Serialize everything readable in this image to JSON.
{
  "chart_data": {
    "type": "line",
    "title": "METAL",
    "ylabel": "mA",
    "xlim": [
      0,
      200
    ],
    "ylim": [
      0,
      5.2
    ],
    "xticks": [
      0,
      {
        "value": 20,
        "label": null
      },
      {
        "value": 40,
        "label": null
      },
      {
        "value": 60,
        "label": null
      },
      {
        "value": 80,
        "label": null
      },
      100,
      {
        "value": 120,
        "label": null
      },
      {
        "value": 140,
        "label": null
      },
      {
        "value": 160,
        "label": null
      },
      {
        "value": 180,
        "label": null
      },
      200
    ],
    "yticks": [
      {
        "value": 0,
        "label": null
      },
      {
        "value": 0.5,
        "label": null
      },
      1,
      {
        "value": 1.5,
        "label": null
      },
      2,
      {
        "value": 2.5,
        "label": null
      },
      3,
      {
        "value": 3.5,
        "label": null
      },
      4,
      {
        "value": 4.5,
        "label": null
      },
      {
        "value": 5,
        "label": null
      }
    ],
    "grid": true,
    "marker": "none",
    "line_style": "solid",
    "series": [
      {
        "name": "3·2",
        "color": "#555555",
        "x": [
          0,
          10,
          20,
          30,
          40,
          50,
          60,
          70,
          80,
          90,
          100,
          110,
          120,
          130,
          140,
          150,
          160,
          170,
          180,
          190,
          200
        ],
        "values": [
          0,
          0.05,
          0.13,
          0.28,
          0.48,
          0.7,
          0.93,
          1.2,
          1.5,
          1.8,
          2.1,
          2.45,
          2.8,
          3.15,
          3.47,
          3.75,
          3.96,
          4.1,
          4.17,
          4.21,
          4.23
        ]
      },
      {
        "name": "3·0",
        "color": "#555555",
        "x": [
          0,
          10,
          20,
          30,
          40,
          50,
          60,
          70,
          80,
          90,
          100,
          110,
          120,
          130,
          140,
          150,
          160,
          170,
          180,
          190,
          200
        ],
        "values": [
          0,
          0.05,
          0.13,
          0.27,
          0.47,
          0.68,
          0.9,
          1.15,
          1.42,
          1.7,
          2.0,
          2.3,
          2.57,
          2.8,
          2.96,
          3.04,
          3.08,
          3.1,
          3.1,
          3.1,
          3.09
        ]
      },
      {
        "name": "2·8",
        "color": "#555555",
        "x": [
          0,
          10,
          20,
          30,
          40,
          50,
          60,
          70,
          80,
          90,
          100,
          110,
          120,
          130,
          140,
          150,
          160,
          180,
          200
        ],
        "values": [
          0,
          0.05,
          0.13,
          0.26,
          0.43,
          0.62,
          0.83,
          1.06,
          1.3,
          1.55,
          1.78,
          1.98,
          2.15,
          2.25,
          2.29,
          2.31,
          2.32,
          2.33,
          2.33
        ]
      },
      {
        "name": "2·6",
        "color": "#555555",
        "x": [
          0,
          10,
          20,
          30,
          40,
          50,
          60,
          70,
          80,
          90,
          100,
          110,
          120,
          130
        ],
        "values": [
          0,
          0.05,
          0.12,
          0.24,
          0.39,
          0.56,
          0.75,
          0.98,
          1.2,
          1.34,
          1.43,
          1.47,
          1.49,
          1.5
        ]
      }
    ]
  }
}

#### Instruction
From the records above, please extract every line and repeat it exactly.

#### The reply
Serialize everything readable in this image to JSON.
{
  "chart_data": {
    "type": "line",
    "title": "METAL",
    "ylabel": "mA",
    "xlim": [
      0,
      200
    ],
    "ylim": [
      0,
      5.2
    ],
    "xticks": [
      0,
      {
        "value": 20,
        "label": null
      },
      {
        "value": 40,
        "label": null
      },
      {
        "value": 60,
        "label": null
      },
      {
        "value": 80,
        "label": null
      },
      100,
      {
        "value": 120,
        "label": null
      },
      {
        "value": 140,
        "label": null
      },
      {
        "value": 160,
        "label": null
      },
      {
        "value": 180,
        "label": null
      },
      200
    ],
    "yticks": [
      {
        "value": 0,
        "label": null
      },
      {
        "value": 0.5,
        "label": null
      },
      1,
      {
        "value": 1.5,
        "label": null
      },
      2,
      {
        "value": 2.5,
        "label": null
      },
      3,
      {
        "value": 3.5,
        "label": null
      },
      4,
      {
        "value": 4.5,
        "label": null
      },
      {
        "value": 5,
        "label": null
      }
    ],
    "grid": true,
    "marker": "none",
    "line_style": "solid",
    "series": [
      {
        "name": "3·2",
        "color": "#555555",
        "x": [
          0,
          10,
          20,
          30,
          40,
          50,
          60,
          70,
          80,
          90,
          100,
          110,
          120,
          130,
          140,
          150,
          160,
          170,
          180,
          190,
          200
        ],
        "values": [
          0,
          0.05,
          0.13,
          0.28,
          0.48,
          0.7,
          0.93,
          1.2,
          1.5,
          1.8,
          2.1,
          2.45,
          2.8,
          3.15,
          3.47,
          3.75,
          3.96,
          4.1,
          4.17,
          4.21,
          4.23
        ]
      },
      {
        "name": "3·0",
        "color": "#555555",
        "x": [
          0,
          10,
          20,
          30,
          40,
          50,
          60,
          70,
          80,
          90,
          100,
          110,
          120,
          130,
          140,
          150,
          160,
          170,
          180,
          190,
          200
        ],
        "values": [
          0,
          0.05,
          0.13,
          0.27,
          0.47,
          0.68,
          0.9,
          1.15,
          1.42,
          1.7,
          2.0,
          2.3,
          2.57,
          2.8,
          2.96,
          3.04,
          3.08,
          3.1,
          3.1,
          3.1,
          3.09
        ]
      },
      {
        "name": "2·8",
        "color": "#555555",
        "x": [
          0,
          10,
          20,
          30,
          40,
          50,
          60,
          70,
          80,
          90,
          100,
          110,
          120,
          130,
          140,
          150,
          160,
          180,
          200
        ],
        "values": [
          0,
          0.05,
          0.13,
          0.26,
          0.43,
          0.62,
          0.83,
          1.06,
          1.3,
          1.55,
          1.78,
          1.98,
          2.15,
          2.25,
          2.29,
          2.31,
          2.32,
          2.33,
          2.33
        ]
      },
      {
        "name": "2·6",
        "color": "#555555",
        "x": [
          0,
          10,
          20,
          30,
          40,
          50,
          60,
          70,
          80,
          90,
          100,
          110,
          120,
          130
        ],
        "values": [
          0,
          0.05,
          0.12,
          0.24,
          0.39,
          0.56,
          0.75,
          0.98,
          1.2,
          1.34,
          1.43,
          1.47,
          1.49,
          1.5
        ]
      }
    ]
  }
}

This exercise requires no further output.